-- start AVAILABLE DATA --

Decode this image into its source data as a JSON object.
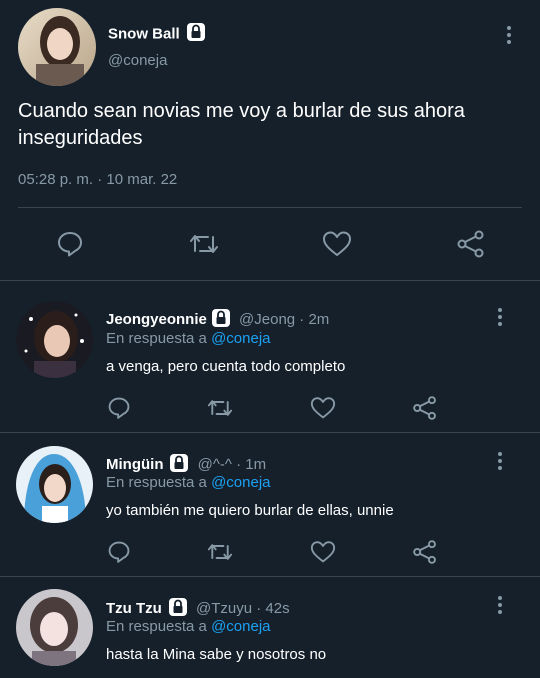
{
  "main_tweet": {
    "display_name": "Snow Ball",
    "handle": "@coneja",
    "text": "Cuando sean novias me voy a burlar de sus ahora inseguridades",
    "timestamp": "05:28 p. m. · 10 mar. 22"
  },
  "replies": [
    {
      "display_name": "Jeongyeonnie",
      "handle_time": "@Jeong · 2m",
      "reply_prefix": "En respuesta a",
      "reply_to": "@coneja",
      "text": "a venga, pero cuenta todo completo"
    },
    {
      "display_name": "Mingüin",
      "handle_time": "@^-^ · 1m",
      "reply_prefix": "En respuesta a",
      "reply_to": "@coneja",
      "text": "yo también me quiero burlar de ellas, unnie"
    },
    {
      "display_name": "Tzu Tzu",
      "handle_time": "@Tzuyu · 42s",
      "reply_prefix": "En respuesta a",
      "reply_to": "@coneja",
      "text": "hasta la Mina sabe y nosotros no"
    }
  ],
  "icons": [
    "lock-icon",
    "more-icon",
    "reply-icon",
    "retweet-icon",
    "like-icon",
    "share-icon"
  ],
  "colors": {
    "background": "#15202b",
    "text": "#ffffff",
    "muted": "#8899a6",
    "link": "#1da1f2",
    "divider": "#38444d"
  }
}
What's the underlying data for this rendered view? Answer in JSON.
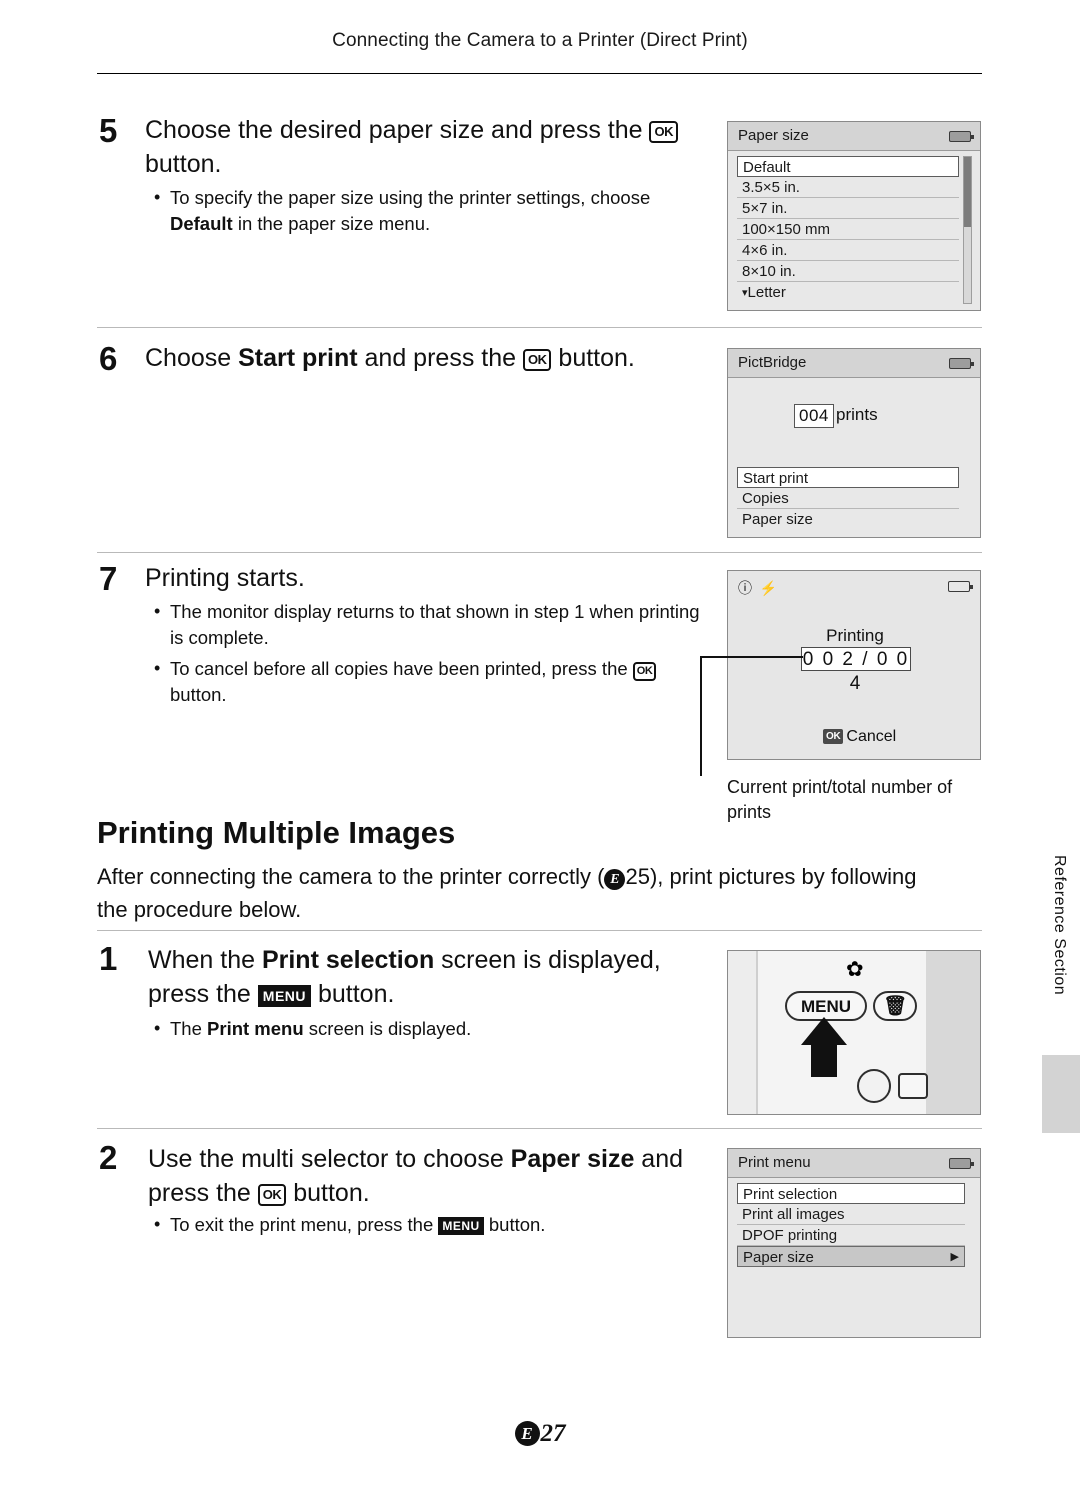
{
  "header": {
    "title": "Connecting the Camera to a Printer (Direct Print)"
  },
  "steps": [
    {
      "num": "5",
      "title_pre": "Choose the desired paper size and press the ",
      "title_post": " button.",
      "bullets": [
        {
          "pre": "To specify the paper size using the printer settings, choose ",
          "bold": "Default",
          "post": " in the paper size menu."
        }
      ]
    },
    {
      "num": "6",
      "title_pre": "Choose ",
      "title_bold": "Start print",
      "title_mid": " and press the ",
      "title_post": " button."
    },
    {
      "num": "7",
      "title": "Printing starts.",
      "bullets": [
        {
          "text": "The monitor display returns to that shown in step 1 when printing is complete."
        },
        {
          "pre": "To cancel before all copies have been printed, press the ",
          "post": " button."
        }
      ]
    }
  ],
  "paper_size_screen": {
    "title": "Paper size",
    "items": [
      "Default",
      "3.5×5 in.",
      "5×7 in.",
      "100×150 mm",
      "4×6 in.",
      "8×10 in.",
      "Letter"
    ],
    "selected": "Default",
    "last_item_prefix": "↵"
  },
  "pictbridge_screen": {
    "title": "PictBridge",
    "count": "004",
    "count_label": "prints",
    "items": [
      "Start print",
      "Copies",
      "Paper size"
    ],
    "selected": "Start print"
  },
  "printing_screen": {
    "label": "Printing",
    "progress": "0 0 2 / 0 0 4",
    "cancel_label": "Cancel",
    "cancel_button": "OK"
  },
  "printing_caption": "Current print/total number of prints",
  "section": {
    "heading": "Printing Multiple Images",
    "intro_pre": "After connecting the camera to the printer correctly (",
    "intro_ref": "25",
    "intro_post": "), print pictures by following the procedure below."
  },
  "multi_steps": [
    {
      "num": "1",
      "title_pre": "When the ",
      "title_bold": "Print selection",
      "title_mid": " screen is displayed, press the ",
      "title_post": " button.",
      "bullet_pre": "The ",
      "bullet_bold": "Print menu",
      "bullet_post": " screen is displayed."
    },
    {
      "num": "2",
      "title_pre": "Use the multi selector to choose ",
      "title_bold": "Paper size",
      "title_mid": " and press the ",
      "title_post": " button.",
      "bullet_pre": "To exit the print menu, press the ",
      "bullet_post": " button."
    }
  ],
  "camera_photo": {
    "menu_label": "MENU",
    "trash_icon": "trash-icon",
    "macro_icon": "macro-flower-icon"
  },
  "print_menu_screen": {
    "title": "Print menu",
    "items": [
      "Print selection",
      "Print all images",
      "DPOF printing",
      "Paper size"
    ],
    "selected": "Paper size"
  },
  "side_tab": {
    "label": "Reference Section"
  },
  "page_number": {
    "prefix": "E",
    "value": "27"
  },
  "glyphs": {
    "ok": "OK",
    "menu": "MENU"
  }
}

-- end AVAILABLE DATA --

_SET EXERCISE_
Set each line of the records down exactly, leaving every picture out.

_ANSWER TO THE EXERCISE_
Decode this image into its source data as a JSON object.
{
  "main_tweet": {
    "display_name": "Snow Ball",
    "handle": "@coneja",
    "text": "Cuando sean novias me voy a burlar de sus ahora inseguridades",
    "timestamp": "05:28 p. m. · 10 mar. 22"
  },
  "replies": [
    {
      "display_name": "Jeongyeonnie",
      "handle_time": "@Jeong · 2m",
      "reply_prefix": "En respuesta a",
      "reply_to": "@coneja",
      "text": "a venga, pero cuenta todo completo"
    },
    {
      "display_name": "Mingüin",
      "handle_time": "@^-^ · 1m",
      "reply_prefix": "En respuesta a",
      "reply_to": "@coneja",
      "text": "yo también me quiero burlar de ellas, unnie"
    },
    {
      "display_name": "Tzu Tzu",
      "handle_time": "@Tzuyu · 42s",
      "reply_prefix": "En respuesta a",
      "reply_to": "@coneja",
      "text": "hasta la Mina sabe y nosotros no"
    }
  ],
  "icons": [
    "lock-icon",
    "more-icon",
    "reply-icon",
    "retweet-icon",
    "like-icon",
    "share-icon"
  ],
  "colors": {
    "background": "#15202b",
    "text": "#ffffff",
    "muted": "#8899a6",
    "link": "#1da1f2",
    "divider": "#38444d"
  }
}
What's the underlying data for this rendered view? Answer in JSON.
{
  "header": {
    "title": "Connecting the Camera to a Printer (Direct Print)"
  },
  "steps": [
    {
      "num": "5",
      "title_pre": "Choose the desired paper size and press the ",
      "title_post": " button.",
      "bullets": [
        {
          "pre": "To specify the paper size using the printer settings, choose ",
          "bold": "Default",
          "post": " in the paper size menu."
        }
      ]
    },
    {
      "num": "6",
      "title_pre": "Choose ",
      "title_bold": "Start print",
      "title_mid": " and press the ",
      "title_post": " button."
    },
    {
      "num": "7",
      "title": "Printing starts.",
      "bullets": [
        {
          "text": "The monitor display returns to that shown in step 1 when printing is complete."
        },
        {
          "pre": "To cancel before all copies have been printed, press the ",
          "post": " button."
        }
      ]
    }
  ],
  "paper_size_screen": {
    "title": "Paper size",
    "items": [
      "Default",
      "3.5×5 in.",
      "5×7 in.",
      "100×150 mm",
      "4×6 in.",
      "8×10 in.",
      "Letter"
    ],
    "selected": "Default",
    "last_item_prefix": "↵"
  },
  "pictbridge_screen": {
    "title": "PictBridge",
    "count": "004",
    "count_label": "prints",
    "items": [
      "Start print",
      "Copies",
      "Paper size"
    ],
    "selected": "Start print"
  },
  "printing_screen": {
    "label": "Printing",
    "progress": "0 0 2 / 0 0 4",
    "cancel_label": "Cancel",
    "cancel_button": "OK"
  },
  "printing_caption": "Current print/total number of prints",
  "section": {
    "heading": "Printing Multiple Images",
    "intro_pre": "After connecting the camera to the printer correctly (",
    "intro_ref": "25",
    "intro_post": "), print pictures by following the procedure below."
  },
  "multi_steps": [
    {
      "num": "1",
      "title_pre": "When the ",
      "title_bold": "Print selection",
      "title_mid": " screen is displayed, press the ",
      "title_post": " button.",
      "bullet_pre": "The ",
      "bullet_bold": "Print menu",
      "bullet_post": " screen is displayed."
    },
    {
      "num": "2",
      "title_pre": "Use the multi selector to choose ",
      "title_bold": "Paper size",
      "title_mid": " and press the ",
      "title_post": " button.",
      "bullet_pre": "To exit the print menu, press the ",
      "bullet_post": " button."
    }
  ],
  "camera_photo": {
    "menu_label": "MENU",
    "trash_icon": "trash-icon",
    "macro_icon": "macro-flower-icon"
  },
  "print_menu_screen": {
    "title": "Print menu",
    "items": [
      "Print selection",
      "Print all images",
      "DPOF printing",
      "Paper size"
    ],
    "selected": "Paper size"
  },
  "side_tab": {
    "label": "Reference Section"
  },
  "page_number": {
    "prefix": "E",
    "value": "27"
  },
  "glyphs": {
    "ok": "OK",
    "menu": "MENU"
  }
}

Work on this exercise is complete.